■ WHAT THE EXERCISE ASKS
Can you print every line of the listing below word for word, leaving out the pictures?

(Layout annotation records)
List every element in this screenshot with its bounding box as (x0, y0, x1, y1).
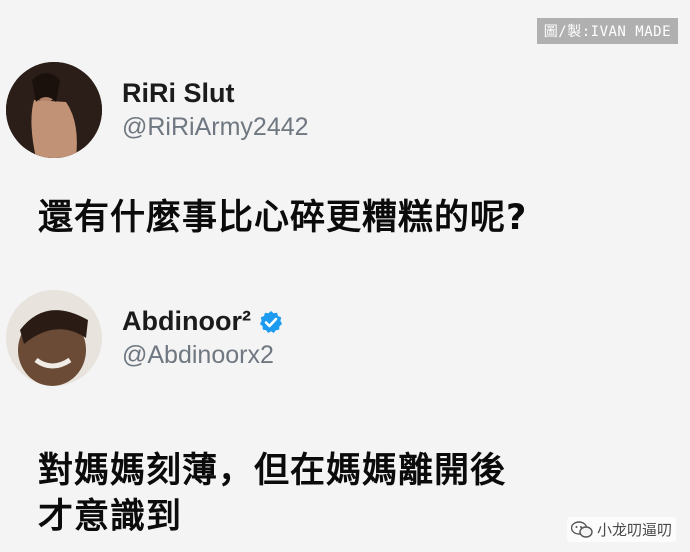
tweet-2-header: Abdinoor² @Abdinoorx2 (0, 290, 690, 386)
verified-badge-icon (259, 310, 282, 333)
source-watermark: 圖/製:IVAN MADE (536, 18, 678, 44)
tweet-text-line-1: 對媽媽刻薄，但在媽媽離開後 (38, 451, 507, 491)
display-name[interactable]: Abdinoor² (122, 306, 251, 337)
user-handle[interactable]: @Abdinoorx2 (122, 341, 283, 370)
wechat-icon (570, 520, 593, 538)
wechat-watermark: 小龙叨逼叨 (566, 517, 676, 542)
tweet-1: RiRi Slut @RiRiArmy2442 還有什麼事比心碎更糟糕的呢? (0, 62, 690, 241)
avatar-abdinoor[interactable] (6, 290, 102, 386)
user-handle[interactable]: @RiRiArmy2442 (122, 113, 309, 142)
avatar-ririslut[interactable] (6, 62, 102, 158)
tweet-1-header: RiRi Slut @RiRiArmy2442 (0, 62, 690, 158)
tweet-text: 還有什麼事比心碎更糟糕的呢? (38, 198, 528, 238)
tweet-2: Abdinoor² @Abdinoorx2 對媽媽刻薄，但在媽媽離開後 才意識到 (0, 290, 690, 540)
display-name[interactable]: RiRi Slut (122, 78, 235, 109)
watermark-text: 小龙叨逼叨 (596, 521, 672, 539)
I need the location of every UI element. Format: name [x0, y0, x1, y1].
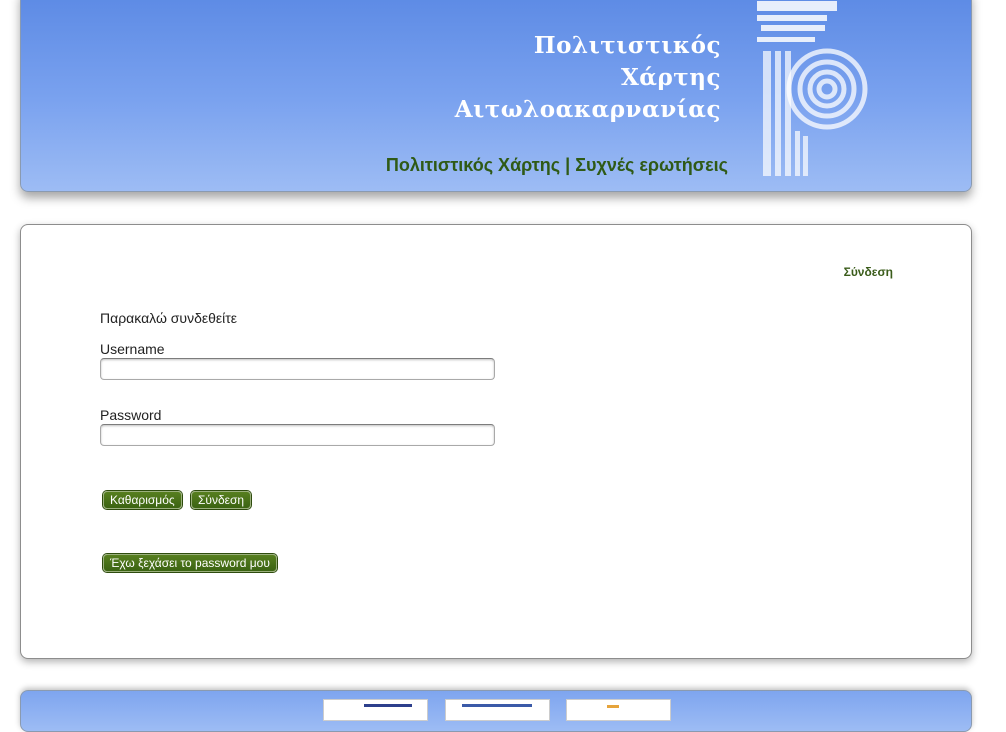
nav-link-cultural-map[interactable]: Πολιτιστικός Χάρτης: [386, 155, 560, 175]
username-label: Username: [100, 341, 165, 357]
site-header: Πολιτιστικός Χάρτης Αιτωλοακαρνανίας Πολ…: [20, 0, 972, 192]
footer-logo-1: [323, 699, 428, 721]
footer-logo-2: [445, 699, 550, 721]
login-panel: Σύνδεση Παρακαλώ συνδεθείτε Username Pas…: [20, 224, 972, 659]
nav-link-faq[interactable]: Συχνές ερωτήσεις: [575, 155, 728, 175]
forgot-password-button[interactable]: Έχω ξεχάσει το password μου: [103, 554, 277, 572]
site-title-line-1: Πολιτιστικός: [533, 32, 721, 59]
footer-logo-3: [566, 699, 671, 721]
top-login-link[interactable]: Σύνδεση: [844, 265, 893, 279]
ionic-column-icon: [757, 1, 868, 176]
password-label: Password: [100, 407, 162, 423]
login-prompt: Παρακαλώ συνδεθείτε: [100, 310, 238, 326]
login-button[interactable]: Σύνδεση: [191, 491, 252, 509]
password-input[interactable]: [100, 424, 495, 446]
site-title-line-2: Χάρτης: [620, 64, 721, 91]
username-input[interactable]: [100, 358, 495, 380]
header-nav: Πολιτιστικός Χάρτης | Συχνές ερωτήσεις: [386, 155, 728, 176]
site-title-line-3: Αιτωλοακαρνανίας: [454, 96, 721, 123]
clear-button[interactable]: Καθαρισμός: [103, 491, 182, 509]
site-footer: [20, 690, 972, 732]
nav-separator: |: [565, 155, 571, 175]
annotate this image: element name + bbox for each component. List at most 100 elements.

■ ANSWER
List every element in this screenshot with its bounding box as (x0, y0, x1, y1).
tweet-2-header: Abdinoor² @Abdinoorx2 (0, 290, 690, 386)
verified-badge-icon (259, 310, 282, 333)
source-watermark: 圖/製:IVAN MADE (536, 18, 678, 44)
tweet-text-line-1: 對媽媽刻薄，但在媽媽離開後 (38, 451, 507, 491)
display-name[interactable]: Abdinoor² (122, 306, 251, 337)
user-handle[interactable]: @Abdinoorx2 (122, 341, 283, 370)
wechat-icon (570, 520, 593, 538)
wechat-watermark: 小龙叨逼叨 (566, 517, 676, 542)
tweet-1: RiRi Slut @RiRiArmy2442 還有什麼事比心碎更糟糕的呢? (0, 62, 690, 241)
avatar-abdinoor[interactable] (6, 290, 102, 386)
user-handle[interactable]: @RiRiArmy2442 (122, 113, 309, 142)
avatar-ririslut[interactable] (6, 62, 102, 158)
tweet-1-header: RiRi Slut @RiRiArmy2442 (0, 62, 690, 158)
tweet-text: 還有什麼事比心碎更糟糕的呢? (38, 198, 528, 238)
tweet-2: Abdinoor² @Abdinoorx2 對媽媽刻薄，但在媽媽離開後 才意識到 (0, 290, 690, 540)
display-name[interactable]: RiRi Slut (122, 78, 235, 109)
watermark-text: 小龙叨逼叨 (596, 521, 672, 539)
I need the location of every UI element. Format: name [x0, y0, x1, y1].
nav-link-cultural-map[interactable]: Πολιτιστικός Χάρτης: [386, 155, 560, 175]
username-label: Username: [100, 341, 165, 357]
site-header: Πολιτιστικός Χάρτης Αιτωλοακαρνανίας Πολ…: [20, 0, 972, 192]
footer-logo-1: [323, 699, 428, 721]
footer-logo-2: [445, 699, 550, 721]
login-panel: Σύνδεση Παρακαλώ συνδεθείτε Username Pas…: [20, 224, 972, 659]
nav-link-faq[interactable]: Συχνές ερωτήσεις: [575, 155, 728, 175]
forgot-password-button[interactable]: Έχω ξεχάσει το password μου: [103, 554, 277, 572]
site-title-line-1: Πολιτιστικός: [533, 32, 721, 59]
footer-logo-3: [566, 699, 671, 721]
top-login-link[interactable]: Σύνδεση: [844, 265, 893, 279]
ionic-column-icon: [757, 1, 868, 176]
password-label: Password: [100, 407, 162, 423]
login-prompt: Παρακαλώ συνδεθείτε: [100, 310, 238, 326]
login-button[interactable]: Σύνδεση: [191, 491, 252, 509]
password-input[interactable]: [100, 424, 495, 446]
site-title-line-2: Χάρτης: [620, 64, 721, 91]
username-input[interactable]: [100, 358, 495, 380]
header-nav: Πολιτιστικός Χάρτης | Συχνές ερωτήσεις: [386, 155, 728, 176]
site-title-line-3: Αιτωλοακαρνανίας: [454, 96, 721, 123]
clear-button[interactable]: Καθαρισμός: [103, 491, 182, 509]
site-footer: [20, 690, 972, 732]
nav-separator: |: [565, 155, 571, 175]
annotate this image: element name + bbox for each component. List at most 100 elements.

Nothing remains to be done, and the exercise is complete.